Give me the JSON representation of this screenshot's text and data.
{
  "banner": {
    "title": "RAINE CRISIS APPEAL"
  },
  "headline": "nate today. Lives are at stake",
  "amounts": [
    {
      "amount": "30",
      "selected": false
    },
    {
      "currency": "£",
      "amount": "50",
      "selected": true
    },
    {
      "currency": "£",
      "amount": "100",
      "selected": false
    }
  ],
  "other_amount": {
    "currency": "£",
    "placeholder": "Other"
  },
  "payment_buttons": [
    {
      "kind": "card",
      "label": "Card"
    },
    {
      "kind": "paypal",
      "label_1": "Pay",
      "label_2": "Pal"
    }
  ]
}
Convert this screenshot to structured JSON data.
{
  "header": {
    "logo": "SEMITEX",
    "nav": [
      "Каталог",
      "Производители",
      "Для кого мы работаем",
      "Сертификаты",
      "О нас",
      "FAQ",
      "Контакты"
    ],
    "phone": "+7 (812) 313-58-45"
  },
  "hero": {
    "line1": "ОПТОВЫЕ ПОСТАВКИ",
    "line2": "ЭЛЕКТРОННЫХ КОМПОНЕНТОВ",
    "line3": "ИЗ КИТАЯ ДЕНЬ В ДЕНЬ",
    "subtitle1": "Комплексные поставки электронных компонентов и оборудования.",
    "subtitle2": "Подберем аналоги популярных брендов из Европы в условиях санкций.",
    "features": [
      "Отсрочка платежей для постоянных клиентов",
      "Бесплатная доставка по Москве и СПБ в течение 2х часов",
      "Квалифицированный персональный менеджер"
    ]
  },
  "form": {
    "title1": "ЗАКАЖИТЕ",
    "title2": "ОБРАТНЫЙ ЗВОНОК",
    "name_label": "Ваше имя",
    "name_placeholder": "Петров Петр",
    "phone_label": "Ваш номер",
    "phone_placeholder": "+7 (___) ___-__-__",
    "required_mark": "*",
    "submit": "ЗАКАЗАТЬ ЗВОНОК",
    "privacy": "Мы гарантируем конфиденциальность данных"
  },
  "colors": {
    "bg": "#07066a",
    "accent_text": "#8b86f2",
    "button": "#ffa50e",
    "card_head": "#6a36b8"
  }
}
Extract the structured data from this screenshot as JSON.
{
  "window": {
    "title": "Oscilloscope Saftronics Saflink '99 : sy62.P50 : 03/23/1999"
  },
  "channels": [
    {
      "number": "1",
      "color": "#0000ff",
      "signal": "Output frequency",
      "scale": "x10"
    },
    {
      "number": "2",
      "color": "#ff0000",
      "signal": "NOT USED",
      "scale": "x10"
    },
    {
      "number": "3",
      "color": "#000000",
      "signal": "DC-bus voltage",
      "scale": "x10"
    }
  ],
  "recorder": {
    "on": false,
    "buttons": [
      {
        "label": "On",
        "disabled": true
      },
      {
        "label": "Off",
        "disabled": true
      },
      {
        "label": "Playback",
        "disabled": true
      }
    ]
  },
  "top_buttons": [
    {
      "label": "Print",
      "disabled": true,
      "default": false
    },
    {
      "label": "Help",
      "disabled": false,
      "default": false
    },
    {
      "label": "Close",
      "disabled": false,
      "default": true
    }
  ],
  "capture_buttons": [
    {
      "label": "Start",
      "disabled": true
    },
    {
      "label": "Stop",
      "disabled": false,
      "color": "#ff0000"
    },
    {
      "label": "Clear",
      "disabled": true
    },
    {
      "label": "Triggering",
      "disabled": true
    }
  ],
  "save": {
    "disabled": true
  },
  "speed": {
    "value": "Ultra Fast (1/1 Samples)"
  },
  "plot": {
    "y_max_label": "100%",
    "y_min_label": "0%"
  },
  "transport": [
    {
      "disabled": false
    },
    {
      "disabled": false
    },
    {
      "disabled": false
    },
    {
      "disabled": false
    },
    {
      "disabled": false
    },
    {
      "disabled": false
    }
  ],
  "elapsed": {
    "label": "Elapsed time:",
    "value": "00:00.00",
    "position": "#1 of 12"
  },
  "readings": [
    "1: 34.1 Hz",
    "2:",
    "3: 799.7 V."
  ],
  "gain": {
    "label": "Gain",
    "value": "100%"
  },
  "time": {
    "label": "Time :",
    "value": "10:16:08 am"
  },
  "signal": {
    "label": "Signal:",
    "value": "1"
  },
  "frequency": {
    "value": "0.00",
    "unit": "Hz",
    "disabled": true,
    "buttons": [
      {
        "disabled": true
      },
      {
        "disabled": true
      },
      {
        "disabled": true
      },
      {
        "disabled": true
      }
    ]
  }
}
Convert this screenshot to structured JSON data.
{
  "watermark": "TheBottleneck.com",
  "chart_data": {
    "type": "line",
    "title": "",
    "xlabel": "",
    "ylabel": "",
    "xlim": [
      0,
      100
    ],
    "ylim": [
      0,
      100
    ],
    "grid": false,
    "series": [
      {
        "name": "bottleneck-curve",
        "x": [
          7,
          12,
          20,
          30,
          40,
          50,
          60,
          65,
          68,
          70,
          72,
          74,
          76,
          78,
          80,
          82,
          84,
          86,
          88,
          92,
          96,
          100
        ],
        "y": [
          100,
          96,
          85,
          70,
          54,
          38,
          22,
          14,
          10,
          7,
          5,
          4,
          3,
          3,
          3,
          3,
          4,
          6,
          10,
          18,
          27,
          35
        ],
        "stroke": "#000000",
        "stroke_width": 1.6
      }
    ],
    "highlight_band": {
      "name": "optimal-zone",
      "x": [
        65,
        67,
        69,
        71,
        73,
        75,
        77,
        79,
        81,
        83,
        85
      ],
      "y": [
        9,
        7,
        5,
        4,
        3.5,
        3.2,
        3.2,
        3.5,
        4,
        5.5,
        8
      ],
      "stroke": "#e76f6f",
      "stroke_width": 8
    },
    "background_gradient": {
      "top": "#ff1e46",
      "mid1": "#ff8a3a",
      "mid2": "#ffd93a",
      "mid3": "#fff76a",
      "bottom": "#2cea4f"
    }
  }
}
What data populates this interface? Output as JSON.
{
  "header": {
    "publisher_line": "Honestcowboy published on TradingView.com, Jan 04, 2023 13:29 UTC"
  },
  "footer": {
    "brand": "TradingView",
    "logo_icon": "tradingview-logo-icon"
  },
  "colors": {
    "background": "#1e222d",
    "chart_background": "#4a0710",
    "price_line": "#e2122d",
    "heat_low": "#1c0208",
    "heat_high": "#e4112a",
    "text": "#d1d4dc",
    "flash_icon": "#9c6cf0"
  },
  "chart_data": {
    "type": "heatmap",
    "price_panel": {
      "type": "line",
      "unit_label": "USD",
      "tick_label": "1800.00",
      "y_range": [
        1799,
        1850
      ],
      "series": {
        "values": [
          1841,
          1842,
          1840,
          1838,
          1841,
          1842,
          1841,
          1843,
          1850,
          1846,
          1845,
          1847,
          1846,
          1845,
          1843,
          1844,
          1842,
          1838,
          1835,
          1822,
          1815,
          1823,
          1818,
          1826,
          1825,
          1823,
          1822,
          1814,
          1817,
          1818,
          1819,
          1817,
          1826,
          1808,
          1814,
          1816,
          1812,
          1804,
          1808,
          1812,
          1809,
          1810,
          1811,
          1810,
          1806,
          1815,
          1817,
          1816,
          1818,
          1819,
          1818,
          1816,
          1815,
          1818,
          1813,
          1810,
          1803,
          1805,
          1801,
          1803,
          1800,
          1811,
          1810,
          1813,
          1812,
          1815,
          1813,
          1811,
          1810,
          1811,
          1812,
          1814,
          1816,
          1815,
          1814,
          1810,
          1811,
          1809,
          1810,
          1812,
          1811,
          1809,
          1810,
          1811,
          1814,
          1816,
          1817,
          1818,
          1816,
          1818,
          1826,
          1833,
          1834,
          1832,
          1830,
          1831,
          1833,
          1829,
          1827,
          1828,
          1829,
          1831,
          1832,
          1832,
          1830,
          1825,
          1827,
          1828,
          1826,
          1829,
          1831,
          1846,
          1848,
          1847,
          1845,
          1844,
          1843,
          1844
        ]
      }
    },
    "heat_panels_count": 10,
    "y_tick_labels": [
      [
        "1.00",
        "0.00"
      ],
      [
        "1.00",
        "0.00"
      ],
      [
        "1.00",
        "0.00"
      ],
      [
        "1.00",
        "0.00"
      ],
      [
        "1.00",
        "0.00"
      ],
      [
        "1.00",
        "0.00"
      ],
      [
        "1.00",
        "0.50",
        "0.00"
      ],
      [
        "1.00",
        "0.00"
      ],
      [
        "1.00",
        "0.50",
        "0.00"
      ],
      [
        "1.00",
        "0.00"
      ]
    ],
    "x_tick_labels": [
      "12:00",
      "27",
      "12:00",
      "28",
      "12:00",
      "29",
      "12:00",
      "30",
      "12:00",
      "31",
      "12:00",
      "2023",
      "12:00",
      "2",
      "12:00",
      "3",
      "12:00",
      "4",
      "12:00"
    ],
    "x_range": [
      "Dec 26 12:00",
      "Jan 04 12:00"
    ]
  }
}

* Exercise aim
Identify the lines above that contain the word "ЗВОНОК", then copy them.

* Complete output
    "title2": "ОБРАТНЫЙ ЗВОНОК",
    "submit": "ЗАКАЗАТЬ ЗВОНОК",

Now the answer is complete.